EXERCISE INPUTS:
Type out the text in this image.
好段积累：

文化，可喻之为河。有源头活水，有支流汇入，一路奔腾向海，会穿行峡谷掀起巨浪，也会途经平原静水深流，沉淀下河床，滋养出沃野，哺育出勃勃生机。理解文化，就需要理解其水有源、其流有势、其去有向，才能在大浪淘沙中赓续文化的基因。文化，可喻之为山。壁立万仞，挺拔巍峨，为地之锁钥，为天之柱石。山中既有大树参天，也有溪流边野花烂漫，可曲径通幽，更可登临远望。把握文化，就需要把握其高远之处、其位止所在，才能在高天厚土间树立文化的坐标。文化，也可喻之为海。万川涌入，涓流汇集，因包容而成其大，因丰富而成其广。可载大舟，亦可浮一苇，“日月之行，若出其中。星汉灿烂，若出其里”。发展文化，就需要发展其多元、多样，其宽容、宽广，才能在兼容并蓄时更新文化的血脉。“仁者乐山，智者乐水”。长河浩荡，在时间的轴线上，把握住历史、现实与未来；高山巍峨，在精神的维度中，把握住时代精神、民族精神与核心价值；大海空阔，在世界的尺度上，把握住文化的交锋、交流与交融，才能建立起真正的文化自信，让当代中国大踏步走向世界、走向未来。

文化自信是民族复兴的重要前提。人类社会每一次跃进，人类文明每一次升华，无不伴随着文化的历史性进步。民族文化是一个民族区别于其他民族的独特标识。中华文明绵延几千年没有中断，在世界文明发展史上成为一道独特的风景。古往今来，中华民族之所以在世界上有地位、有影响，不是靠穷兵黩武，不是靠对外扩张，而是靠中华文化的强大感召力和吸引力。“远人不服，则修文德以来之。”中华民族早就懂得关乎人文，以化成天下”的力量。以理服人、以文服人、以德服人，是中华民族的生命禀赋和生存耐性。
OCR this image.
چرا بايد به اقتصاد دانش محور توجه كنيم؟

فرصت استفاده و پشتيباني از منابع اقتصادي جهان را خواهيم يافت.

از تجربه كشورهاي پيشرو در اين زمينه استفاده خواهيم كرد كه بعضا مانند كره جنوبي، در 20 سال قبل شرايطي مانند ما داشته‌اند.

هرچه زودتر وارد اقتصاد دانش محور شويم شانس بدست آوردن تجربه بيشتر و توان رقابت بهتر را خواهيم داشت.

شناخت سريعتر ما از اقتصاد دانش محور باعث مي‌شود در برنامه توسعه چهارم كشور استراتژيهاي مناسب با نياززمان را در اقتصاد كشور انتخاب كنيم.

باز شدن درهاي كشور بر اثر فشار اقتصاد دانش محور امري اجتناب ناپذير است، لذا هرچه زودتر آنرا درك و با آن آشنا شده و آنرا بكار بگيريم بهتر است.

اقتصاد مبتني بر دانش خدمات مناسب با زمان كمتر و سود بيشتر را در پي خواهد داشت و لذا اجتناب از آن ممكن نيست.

WHAT TO WORK ON:
Write out every entry verbatim.

ANSWER BELOW:
Type out the text in this image.
好段积累：

文化，可喻之为河。有源头活水，有支流汇入，一路奔腾向海，会穿行峡谷掀起巨浪，也会途经平原静水深流，沉淀下河床，滋养出沃野，哺育出勃勃生机。理解文化，就需要理解其水有源、其流有势、其去有向，才能在大浪淘沙中赓续文化的基因。文化，可喻之为山。壁立万仞，挺拔巍峨，为地之锁钥，为天之柱石。山中既有大树参天，也有溪流边野花烂漫，可曲径通幽，更可登临远望。把握文化，就需要把握其高远之处、其位止所在，才能在高天厚土间树立文化的坐标。文化，也可喻之为海。万川涌入，涓流汇集，因包容而成其大，因丰富而成其广。可载大舟，亦可浮一苇，“日月之行，若出其中。星汉灿烂，若出其里”。发展文化，就需要发展其多元、多样，其宽容、宽广，才能在兼容并蓄时更新文化的血脉。“仁者乐山，智者乐水”。长河浩荡，在时间的轴线上，把握住历史、现实与未来；高山巍峨，在精神的维度中，把握住时代精神、民族精神与核心价值；大海空阔，在世界的尺度上，把握住文化的交锋、交流与交融，才能建立起真正的文化自信，让当代中国大踏步走向世界、走向未来。

文化自信是民族复兴的重要前提。人类社会每一次跃进，人类文明每一次升华，无不伴随着文化的历史性进步。民族文化是一个民族区别于其他民族的独特标识。中华文明绵延几千年没有中断，在世界文明发展史上成为一道独特的风景。古往今来，中华民族之所以在世界上有地位、有影响，不是靠穷兵黩武，不是靠对外扩张，而是靠中华文化的强大感召力和吸引力。“远人不服，则修文德以来之。”中华民族早就懂得关乎人文，以化成天下”的力量。以理服人、以文服人、以德服人，是中华民族的生命禀赋和生存耐性。
OCR this image.
چرا بايد به اقتصاد دانش محور توجه كنيم؟

فرصت استفاده و پشتيباني از منابع اقتصادي جهان را خواهيم يافت.

از تجربه كشورهاي پيشرو در اين زمينه استفاده خواهيم كرد كه بعضا مانند كره جنوبي، در 20 سال قبل شرايطي مانند ما داشته‌اند.

هرچه زودتر وارد اقتصاد دانش محور شويم شانس بدست آوردن تجربه بيشتر و توان رقابت بهتر را خواهيم داشت.

شناخت سريعتر ما از اقتصاد دانش محور باعث مي‌شود در برنامه توسعه چهارم كشور استراتژيهاي مناسب با نياززمان را در اقتصاد كشور انتخاب كنيم.

باز شدن درهاي كشور بر اثر فشار اقتصاد دانش محور امري اجتناب ناپذير است، لذا هرچه زودتر آنرا درك و با آن آشنا شده و آنرا بكار بگيريم بهتر است.

اقتصاد مبتني بر دانش خدمات مناسب با زمان كمتر و سود بيشتر را در پي خواهد داشت و لذا اجتناب از آن ممكن نيست.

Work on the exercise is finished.